**WHAT YOU HAVE TO DO:** Each line that holds the word "ничего" is to be identified and copied.

•••••

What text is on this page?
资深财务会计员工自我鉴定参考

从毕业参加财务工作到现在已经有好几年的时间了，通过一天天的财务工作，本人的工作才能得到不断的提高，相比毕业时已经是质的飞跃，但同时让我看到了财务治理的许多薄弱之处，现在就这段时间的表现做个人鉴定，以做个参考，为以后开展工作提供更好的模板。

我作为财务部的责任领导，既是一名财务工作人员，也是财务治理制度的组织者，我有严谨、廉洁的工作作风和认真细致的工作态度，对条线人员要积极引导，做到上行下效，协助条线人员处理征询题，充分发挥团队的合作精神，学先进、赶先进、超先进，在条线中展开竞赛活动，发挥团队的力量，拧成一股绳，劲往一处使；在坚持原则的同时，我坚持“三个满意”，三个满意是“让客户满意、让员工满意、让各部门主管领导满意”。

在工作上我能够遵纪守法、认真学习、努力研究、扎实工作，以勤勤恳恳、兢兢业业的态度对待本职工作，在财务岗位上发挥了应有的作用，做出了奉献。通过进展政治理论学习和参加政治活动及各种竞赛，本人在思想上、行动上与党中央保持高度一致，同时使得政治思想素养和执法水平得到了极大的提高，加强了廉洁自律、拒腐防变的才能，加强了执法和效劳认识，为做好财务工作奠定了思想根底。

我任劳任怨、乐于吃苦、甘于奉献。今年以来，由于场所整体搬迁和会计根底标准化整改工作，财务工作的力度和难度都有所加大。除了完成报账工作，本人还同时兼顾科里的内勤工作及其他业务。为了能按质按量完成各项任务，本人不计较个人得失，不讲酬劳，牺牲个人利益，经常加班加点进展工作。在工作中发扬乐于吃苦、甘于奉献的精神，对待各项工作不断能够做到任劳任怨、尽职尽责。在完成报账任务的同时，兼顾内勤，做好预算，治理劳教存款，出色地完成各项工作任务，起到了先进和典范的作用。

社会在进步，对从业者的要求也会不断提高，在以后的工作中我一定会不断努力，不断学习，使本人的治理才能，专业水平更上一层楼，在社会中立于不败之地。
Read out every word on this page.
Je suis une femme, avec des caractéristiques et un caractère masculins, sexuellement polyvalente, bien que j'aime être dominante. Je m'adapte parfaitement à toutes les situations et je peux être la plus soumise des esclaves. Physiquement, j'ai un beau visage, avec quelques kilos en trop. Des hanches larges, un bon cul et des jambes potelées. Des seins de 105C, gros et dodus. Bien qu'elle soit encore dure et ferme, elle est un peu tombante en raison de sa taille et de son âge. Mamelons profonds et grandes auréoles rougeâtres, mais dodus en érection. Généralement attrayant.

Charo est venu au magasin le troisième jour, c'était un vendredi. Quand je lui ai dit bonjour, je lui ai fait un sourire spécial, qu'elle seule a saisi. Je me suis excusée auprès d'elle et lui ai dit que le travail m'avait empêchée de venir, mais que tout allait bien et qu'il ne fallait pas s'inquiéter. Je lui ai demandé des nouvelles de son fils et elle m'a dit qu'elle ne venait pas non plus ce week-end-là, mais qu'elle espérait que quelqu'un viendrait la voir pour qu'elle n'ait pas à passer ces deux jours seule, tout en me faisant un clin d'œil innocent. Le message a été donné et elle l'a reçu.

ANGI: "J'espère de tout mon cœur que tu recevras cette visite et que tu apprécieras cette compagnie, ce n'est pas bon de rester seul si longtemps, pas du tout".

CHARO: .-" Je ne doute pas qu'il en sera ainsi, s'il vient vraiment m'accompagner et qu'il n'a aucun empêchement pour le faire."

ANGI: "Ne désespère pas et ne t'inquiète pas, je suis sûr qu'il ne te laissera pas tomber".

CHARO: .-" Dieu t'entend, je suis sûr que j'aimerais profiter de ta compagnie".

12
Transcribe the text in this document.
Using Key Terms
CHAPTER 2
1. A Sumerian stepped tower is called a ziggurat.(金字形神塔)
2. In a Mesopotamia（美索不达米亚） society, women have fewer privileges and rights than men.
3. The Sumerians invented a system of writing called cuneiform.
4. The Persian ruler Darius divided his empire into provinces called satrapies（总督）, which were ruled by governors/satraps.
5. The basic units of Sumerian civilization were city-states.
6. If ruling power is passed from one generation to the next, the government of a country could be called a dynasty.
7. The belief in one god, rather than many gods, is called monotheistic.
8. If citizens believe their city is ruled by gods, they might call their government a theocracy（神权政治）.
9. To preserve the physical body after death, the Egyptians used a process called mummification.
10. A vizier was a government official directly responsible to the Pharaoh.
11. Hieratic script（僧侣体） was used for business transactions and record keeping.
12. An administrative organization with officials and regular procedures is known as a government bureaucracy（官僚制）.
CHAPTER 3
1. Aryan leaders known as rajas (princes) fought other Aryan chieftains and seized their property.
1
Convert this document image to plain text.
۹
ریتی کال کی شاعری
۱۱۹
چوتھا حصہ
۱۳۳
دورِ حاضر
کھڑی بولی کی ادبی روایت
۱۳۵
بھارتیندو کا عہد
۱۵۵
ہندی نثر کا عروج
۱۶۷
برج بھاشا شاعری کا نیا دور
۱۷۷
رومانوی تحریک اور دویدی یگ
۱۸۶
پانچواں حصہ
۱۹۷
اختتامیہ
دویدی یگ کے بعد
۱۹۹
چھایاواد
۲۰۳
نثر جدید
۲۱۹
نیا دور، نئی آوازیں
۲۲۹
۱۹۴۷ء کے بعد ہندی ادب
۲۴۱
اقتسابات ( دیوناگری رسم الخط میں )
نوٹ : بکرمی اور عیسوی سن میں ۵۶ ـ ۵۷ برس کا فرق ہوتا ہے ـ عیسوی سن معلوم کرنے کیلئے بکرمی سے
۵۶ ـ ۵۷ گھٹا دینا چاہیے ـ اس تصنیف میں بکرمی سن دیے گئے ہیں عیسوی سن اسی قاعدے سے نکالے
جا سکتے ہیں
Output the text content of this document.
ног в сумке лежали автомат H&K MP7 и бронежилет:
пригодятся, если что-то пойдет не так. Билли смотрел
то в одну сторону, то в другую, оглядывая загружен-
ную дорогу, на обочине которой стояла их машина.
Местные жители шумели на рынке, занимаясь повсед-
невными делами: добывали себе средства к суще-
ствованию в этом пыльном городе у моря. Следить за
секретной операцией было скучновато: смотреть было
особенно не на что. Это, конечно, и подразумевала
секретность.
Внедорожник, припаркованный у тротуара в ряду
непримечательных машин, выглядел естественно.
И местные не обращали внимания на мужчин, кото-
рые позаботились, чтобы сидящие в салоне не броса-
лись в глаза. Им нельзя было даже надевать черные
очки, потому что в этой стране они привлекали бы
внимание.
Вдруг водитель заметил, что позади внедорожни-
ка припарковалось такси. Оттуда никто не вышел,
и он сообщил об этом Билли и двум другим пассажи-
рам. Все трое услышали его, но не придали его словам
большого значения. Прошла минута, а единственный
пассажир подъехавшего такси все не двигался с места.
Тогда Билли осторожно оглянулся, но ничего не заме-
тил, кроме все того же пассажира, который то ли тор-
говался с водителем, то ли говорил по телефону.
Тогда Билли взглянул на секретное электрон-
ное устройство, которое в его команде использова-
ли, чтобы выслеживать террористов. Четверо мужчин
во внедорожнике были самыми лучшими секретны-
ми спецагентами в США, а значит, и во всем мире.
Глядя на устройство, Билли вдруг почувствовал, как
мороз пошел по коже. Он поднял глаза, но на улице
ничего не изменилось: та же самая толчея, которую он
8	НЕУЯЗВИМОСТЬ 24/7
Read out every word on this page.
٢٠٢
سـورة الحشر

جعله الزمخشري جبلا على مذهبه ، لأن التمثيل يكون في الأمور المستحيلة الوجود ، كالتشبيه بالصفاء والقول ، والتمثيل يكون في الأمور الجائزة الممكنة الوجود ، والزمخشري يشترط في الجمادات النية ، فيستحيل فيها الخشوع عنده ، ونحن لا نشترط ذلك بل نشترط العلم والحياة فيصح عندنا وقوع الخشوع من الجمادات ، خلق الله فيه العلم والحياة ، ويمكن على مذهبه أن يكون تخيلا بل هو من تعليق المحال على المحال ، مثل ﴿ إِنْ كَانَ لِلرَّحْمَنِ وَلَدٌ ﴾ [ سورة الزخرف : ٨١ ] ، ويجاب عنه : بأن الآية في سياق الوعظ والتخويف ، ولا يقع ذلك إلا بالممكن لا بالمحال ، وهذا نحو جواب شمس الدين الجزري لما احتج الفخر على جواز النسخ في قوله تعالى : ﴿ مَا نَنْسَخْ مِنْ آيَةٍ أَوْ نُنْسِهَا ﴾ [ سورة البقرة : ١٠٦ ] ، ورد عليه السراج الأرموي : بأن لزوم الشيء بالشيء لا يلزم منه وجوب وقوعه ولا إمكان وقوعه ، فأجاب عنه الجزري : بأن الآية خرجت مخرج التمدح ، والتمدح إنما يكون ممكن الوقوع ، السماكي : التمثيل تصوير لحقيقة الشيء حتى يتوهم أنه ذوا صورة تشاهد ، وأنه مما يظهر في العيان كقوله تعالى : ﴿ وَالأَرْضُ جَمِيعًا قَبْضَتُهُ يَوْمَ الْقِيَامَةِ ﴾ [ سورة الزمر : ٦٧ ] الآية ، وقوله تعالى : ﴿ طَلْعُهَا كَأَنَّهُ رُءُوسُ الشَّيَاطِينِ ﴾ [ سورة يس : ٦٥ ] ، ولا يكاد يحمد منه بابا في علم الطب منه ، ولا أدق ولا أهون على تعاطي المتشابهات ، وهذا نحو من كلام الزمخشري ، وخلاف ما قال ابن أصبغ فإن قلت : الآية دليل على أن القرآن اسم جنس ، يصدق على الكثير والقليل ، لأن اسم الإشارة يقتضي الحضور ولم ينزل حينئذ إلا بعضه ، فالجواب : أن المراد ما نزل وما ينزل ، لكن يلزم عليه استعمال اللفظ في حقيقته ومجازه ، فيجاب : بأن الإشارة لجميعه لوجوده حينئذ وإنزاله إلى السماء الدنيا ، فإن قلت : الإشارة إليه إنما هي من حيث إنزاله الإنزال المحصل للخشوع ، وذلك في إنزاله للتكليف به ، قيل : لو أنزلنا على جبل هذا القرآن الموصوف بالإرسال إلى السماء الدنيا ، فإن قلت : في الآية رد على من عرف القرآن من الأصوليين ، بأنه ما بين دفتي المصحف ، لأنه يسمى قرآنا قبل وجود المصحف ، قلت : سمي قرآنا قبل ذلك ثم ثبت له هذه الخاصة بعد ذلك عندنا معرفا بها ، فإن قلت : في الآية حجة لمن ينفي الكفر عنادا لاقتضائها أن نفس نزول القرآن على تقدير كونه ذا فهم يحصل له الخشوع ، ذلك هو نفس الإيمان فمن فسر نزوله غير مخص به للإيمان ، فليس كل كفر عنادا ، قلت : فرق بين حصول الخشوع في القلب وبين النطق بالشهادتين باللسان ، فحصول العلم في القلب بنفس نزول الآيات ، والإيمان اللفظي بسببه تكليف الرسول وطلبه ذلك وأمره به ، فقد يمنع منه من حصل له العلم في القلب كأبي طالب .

•••••

**CORRECT RESULT:**
Тогда Билли осторожно оглянулся, но ничего не заме-
ничего не изменилось: та же самая толчея, которую он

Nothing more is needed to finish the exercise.